* Begin Provided entries *
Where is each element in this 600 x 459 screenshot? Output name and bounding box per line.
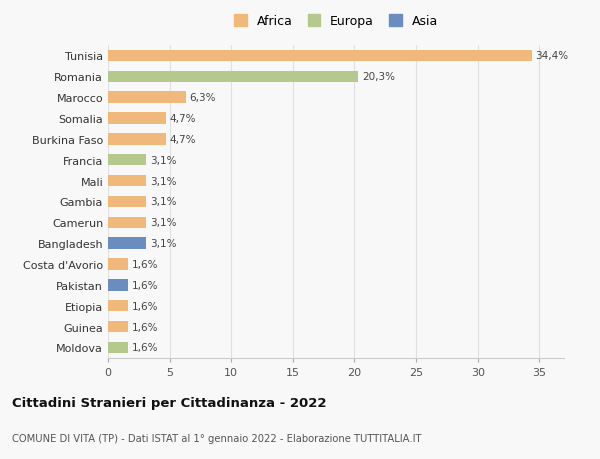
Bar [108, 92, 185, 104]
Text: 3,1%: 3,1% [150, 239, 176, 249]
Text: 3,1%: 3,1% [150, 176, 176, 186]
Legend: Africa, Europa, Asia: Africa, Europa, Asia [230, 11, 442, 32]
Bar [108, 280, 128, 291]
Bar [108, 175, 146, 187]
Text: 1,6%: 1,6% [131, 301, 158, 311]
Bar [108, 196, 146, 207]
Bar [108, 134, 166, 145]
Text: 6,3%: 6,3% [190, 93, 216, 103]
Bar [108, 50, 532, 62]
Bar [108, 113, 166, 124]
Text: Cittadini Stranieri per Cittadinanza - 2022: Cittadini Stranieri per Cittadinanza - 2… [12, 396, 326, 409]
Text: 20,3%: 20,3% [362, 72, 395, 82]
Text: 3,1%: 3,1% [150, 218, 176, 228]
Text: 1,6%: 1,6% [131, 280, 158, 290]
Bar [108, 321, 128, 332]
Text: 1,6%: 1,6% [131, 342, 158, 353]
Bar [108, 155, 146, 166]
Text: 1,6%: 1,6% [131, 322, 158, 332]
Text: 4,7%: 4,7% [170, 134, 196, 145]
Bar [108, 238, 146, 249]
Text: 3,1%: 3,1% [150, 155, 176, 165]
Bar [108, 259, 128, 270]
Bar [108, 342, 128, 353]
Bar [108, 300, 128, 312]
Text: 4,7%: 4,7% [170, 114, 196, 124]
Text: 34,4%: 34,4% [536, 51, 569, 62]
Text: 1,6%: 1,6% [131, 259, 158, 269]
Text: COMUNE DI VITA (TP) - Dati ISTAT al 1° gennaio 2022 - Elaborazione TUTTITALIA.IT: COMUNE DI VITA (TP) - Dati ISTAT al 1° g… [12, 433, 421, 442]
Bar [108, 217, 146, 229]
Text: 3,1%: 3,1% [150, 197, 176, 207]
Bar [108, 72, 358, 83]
* End Provided entries *
• Job
Reproduce verbatim the stretch of the listing from the line containing "Bar [108, 92, 185, 104]" through the line containing "Text: Cittadini Stranieri", including both of those lines.

• The completed task
Bar [108, 92, 185, 104]
Text: 3,1%: 3,1% [150, 239, 176, 249]
Text: 3,1%: 3,1% [150, 176, 176, 186]
Legend: Africa, Europa, Asia: Africa, Europa, Asia [230, 11, 442, 32]
Bar [108, 280, 128, 291]
Bar [108, 175, 146, 187]
Text: 1,6%: 1,6% [131, 301, 158, 311]
Bar [108, 196, 146, 207]
Bar [108, 134, 166, 145]
Text: 6,3%: 6,3% [190, 93, 216, 103]
Bar [108, 50, 532, 62]
Bar [108, 113, 166, 124]
Text: Cittadini Stranieri per Cittadinanza - 2022: Cittadini Stranieri per Cittadinanza - 2… [12, 396, 326, 409]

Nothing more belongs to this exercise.